* Input material
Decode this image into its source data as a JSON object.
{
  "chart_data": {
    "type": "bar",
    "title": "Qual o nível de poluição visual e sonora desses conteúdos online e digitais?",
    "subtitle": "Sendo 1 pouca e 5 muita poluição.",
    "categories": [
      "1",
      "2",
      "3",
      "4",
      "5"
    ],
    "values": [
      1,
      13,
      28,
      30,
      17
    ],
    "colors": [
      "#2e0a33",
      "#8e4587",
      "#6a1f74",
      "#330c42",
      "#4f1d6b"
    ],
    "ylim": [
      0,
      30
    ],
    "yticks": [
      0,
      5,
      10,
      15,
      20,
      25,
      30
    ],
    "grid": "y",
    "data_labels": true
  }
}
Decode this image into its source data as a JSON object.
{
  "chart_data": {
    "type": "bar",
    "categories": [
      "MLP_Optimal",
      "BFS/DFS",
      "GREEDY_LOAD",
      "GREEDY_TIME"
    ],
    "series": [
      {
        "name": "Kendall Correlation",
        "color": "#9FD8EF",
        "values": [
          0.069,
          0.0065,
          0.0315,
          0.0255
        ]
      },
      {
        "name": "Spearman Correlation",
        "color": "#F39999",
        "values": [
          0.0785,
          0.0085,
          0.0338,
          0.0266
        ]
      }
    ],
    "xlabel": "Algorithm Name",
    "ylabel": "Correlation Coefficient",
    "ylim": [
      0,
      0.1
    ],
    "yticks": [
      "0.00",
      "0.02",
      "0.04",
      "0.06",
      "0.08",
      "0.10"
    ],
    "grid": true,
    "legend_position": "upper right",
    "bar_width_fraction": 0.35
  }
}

* Your task
Print the complete listing again, exactly as it stands.

* Task result
Decode this image into its source data as a JSON object.
{
  "chart_data": {
    "type": "bar",
    "title": "Qual o nível de poluição visual e sonora desses conteúdos online e digitais?",
    "subtitle": "Sendo 1 pouca e 5 muita poluição.",
    "categories": [
      "1",
      "2",
      "3",
      "4",
      "5"
    ],
    "values": [
      1,
      13,
      28,
      30,
      17
    ],
    "colors": [
      "#2e0a33",
      "#8e4587",
      "#6a1f74",
      "#330c42",
      "#4f1d6b"
    ],
    "ylim": [
      0,
      30
    ],
    "yticks": [
      0,
      5,
      10,
      15,
      20,
      25,
      30
    ],
    "grid": "y",
    "data_labels": true
  }
}
Decode this image into its source data as a JSON object.
{
  "chart_data": {
    "type": "bar",
    "categories": [
      "MLP_Optimal",
      "BFS/DFS",
      "GREEDY_LOAD",
      "GREEDY_TIME"
    ],
    "series": [
      {
        "name": "Kendall Correlation",
        "color": "#9FD8EF",
        "values": [
          0.069,
          0.0065,
          0.0315,
          0.0255
        ]
      },
      {
        "name": "Spearman Correlation",
        "color": "#F39999",
        "values": [
          0.0785,
          0.0085,
          0.0338,
          0.0266
        ]
      }
    ],
    "xlabel": "Algorithm Name",
    "ylabel": "Correlation Coefficient",
    "ylim": [
      0,
      0.1
    ],
    "yticks": [
      "0.00",
      "0.02",
      "0.04",
      "0.06",
      "0.08",
      "0.10"
    ],
    "grid": true,
    "legend_position": "upper right",
    "bar_width_fraction": 0.35
  }
}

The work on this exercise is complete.